[Begin STORED DATA]
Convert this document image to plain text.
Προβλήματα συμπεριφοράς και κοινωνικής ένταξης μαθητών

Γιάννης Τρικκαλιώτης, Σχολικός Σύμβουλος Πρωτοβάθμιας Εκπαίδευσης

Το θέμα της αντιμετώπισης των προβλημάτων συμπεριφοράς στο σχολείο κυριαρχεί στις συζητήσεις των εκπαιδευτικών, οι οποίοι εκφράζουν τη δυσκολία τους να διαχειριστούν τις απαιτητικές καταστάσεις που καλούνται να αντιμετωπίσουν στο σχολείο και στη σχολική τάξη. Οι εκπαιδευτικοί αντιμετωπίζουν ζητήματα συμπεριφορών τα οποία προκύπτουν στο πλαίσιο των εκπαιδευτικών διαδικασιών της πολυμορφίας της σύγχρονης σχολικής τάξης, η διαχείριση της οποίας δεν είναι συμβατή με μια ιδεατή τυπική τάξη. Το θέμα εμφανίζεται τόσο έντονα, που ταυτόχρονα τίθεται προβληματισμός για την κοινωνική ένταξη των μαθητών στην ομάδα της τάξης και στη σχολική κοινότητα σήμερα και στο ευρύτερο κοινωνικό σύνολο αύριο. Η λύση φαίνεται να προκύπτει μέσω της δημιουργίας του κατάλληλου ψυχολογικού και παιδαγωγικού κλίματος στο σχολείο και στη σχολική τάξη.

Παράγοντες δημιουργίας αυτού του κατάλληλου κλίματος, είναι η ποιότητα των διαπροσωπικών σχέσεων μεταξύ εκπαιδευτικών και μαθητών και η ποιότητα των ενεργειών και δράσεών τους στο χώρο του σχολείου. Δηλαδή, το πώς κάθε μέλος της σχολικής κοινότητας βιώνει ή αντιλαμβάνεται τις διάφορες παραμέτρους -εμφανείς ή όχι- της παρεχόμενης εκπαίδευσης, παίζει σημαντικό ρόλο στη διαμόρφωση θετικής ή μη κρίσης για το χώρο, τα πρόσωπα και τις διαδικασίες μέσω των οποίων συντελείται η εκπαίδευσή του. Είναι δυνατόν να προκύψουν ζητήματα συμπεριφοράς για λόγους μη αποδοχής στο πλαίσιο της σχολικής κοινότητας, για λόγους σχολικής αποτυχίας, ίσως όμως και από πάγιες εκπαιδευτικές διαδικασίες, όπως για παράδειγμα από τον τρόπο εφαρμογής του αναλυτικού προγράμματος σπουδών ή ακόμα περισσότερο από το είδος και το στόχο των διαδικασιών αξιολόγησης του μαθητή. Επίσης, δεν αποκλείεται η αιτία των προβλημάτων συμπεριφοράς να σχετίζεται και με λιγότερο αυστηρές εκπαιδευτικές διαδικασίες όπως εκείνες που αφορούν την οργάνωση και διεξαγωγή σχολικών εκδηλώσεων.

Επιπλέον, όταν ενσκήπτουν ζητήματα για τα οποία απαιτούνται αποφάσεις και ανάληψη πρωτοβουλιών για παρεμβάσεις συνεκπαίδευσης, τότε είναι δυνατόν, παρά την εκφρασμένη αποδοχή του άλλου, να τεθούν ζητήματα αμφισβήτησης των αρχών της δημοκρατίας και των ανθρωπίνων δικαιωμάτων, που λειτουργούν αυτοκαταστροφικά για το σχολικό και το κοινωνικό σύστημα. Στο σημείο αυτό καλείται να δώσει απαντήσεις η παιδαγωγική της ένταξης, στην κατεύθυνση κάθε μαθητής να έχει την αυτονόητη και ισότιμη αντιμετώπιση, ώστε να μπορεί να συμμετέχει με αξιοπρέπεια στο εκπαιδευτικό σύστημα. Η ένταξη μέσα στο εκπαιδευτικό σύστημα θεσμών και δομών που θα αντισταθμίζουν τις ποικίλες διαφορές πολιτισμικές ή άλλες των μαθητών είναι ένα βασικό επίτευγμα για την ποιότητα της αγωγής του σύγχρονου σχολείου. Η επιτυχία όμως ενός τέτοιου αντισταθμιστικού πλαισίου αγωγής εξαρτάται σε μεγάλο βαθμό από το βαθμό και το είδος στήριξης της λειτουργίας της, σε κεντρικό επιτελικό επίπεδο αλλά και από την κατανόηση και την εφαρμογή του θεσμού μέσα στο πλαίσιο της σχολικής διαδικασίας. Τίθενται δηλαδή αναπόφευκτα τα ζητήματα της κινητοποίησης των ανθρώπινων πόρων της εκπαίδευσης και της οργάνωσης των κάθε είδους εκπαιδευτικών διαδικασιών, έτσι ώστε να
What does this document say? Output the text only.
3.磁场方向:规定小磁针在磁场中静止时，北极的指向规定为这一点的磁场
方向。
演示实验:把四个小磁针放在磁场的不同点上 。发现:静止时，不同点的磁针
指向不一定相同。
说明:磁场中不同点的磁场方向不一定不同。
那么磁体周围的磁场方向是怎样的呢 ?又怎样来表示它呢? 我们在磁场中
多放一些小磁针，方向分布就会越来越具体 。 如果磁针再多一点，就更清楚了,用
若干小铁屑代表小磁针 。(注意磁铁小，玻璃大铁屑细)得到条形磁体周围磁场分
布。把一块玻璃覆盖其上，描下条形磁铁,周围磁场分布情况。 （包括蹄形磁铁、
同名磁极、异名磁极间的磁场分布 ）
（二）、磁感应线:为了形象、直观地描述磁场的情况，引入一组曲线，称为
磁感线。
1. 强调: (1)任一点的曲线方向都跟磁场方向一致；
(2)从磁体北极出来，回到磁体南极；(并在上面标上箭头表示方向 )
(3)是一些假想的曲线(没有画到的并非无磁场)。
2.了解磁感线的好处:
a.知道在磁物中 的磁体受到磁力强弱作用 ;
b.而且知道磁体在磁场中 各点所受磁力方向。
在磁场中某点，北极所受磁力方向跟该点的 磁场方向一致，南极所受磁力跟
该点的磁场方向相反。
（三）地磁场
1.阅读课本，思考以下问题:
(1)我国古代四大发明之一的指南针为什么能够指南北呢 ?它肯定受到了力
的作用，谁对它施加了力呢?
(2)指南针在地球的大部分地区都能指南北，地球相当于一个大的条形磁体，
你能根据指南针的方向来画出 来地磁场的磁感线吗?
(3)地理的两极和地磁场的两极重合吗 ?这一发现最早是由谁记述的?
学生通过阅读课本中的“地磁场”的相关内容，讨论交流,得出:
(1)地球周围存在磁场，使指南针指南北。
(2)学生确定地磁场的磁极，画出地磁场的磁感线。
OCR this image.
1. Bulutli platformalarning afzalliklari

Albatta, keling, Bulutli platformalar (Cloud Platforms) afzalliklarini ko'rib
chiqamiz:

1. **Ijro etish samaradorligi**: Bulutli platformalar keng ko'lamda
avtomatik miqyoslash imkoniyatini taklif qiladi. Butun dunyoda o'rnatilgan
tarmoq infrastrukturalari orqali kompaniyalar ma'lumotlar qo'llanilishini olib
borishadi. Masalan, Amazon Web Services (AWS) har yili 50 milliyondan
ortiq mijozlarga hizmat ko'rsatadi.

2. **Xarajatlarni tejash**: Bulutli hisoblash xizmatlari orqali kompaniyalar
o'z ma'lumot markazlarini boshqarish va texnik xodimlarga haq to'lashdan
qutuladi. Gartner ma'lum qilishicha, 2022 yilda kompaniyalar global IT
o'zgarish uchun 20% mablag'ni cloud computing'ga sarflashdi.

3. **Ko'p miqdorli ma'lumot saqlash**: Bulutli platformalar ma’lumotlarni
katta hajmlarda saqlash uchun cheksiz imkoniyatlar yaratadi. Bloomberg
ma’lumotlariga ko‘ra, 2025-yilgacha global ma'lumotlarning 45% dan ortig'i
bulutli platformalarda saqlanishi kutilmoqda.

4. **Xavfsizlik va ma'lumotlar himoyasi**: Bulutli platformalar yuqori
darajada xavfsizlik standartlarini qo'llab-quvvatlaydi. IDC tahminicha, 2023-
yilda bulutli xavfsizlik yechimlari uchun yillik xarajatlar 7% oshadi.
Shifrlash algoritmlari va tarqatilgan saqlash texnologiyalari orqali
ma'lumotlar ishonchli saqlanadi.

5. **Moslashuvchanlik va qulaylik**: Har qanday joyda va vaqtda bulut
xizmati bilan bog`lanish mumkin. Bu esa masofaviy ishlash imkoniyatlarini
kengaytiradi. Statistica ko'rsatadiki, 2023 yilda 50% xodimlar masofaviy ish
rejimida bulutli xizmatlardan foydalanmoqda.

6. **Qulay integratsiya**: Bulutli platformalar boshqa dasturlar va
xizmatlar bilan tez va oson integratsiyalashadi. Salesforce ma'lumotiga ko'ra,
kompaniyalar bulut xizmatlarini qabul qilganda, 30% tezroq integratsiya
[End STORED DATA]
> [TO DO]
Pull out every line of the records above that contains the word "orqali".

> [WRITTEN REPLY]
tarmoq infrastrukturalari orqali kompaniyalar ma'lumotlar qo'llanilishini olib
2. **Xarajatlarni tejash**: Bulutli hisoblash xizmatlari orqali kompaniyalar
Shifrlash algoritmlari va tarqatilgan saqlash texnologiyalari orqali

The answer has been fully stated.